• _Description of the task_:
Restate the data below word for word. Skip any images it contains.

(Entries with figure data)
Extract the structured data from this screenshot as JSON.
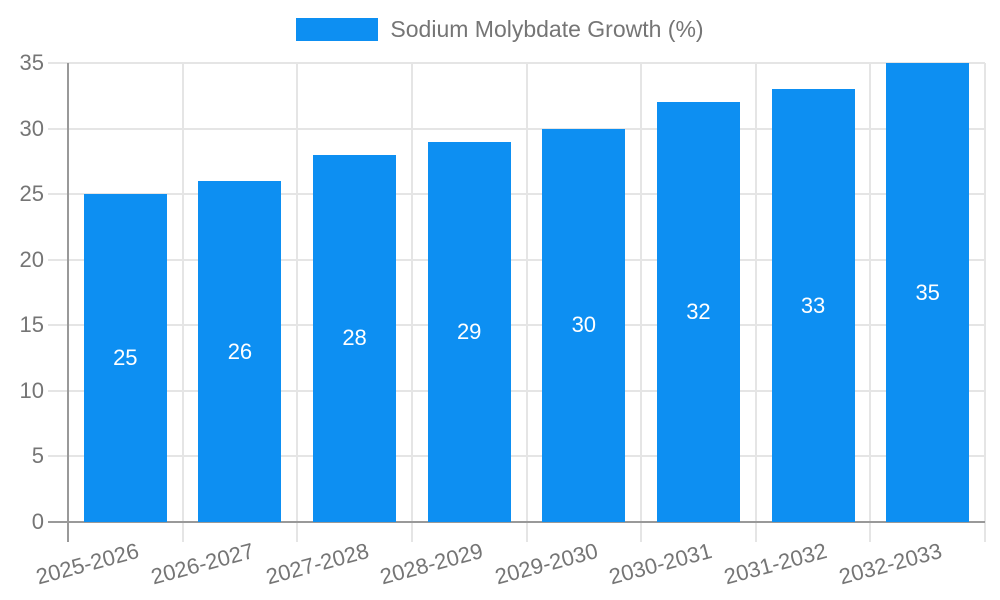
{
  "legend": {
    "label": "Sodium Molybdate Growth (%)"
  },
  "chart_data": {
    "type": "bar",
    "title": "",
    "xlabel": "",
    "ylabel": "",
    "categories": [
      "2025-2026",
      "2026-2027",
      "2027-2028",
      "2028-2029",
      "2029-2030",
      "2030-2031",
      "2031-2032",
      "2032-2033"
    ],
    "series": [
      {
        "name": "Sodium Molybdate Growth (%)",
        "values": [
          25,
          26,
          28,
          29,
          30,
          32,
          33,
          35
        ]
      }
    ],
    "value_labels": [
      25,
      26,
      28,
      29,
      30,
      32,
      33,
      35
    ],
    "yticks": [
      0,
      5,
      10,
      15,
      20,
      25,
      30,
      35
    ],
    "ylim": [
      0,
      35
    ],
    "grid": true,
    "legend_position": "top-center",
    "x_label_rotation_deg": -15,
    "colors": {
      "bar": "#0d8ff2",
      "value_label": "#ffffff",
      "axis_label": "#757575",
      "legend_text": "#757575",
      "grid": "#e5e5e5",
      "axis_line": "#999999"
    }
  }
}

• _Output of the task_:
Extract the structured data from this screenshot as JSON.
{
  "legend": {
    "label": "Sodium Molybdate Growth (%)"
  },
  "chart_data": {
    "type": "bar",
    "title": "",
    "xlabel": "",
    "ylabel": "",
    "categories": [
      "2025-2026",
      "2026-2027",
      "2027-2028",
      "2028-2029",
      "2029-2030",
      "2030-2031",
      "2031-2032",
      "2032-2033"
    ],
    "series": [
      {
        "name": "Sodium Molybdate Growth (%)",
        "values": [
          25,
          26,
          28,
          29,
          30,
          32,
          33,
          35
        ]
      }
    ],
    "value_labels": [
      25,
      26,
      28,
      29,
      30,
      32,
      33,
      35
    ],
    "yticks": [
      0,
      5,
      10,
      15,
      20,
      25,
      30,
      35
    ],
    "ylim": [
      0,
      35
    ],
    "grid": true,
    "legend_position": "top-center",
    "x_label_rotation_deg": -15,
    "colors": {
      "bar": "#0d8ff2",
      "value_label": "#ffffff",
      "axis_label": "#757575",
      "legend_text": "#757575",
      "grid": "#e5e5e5",
      "axis_line": "#999999"
    }
  }
}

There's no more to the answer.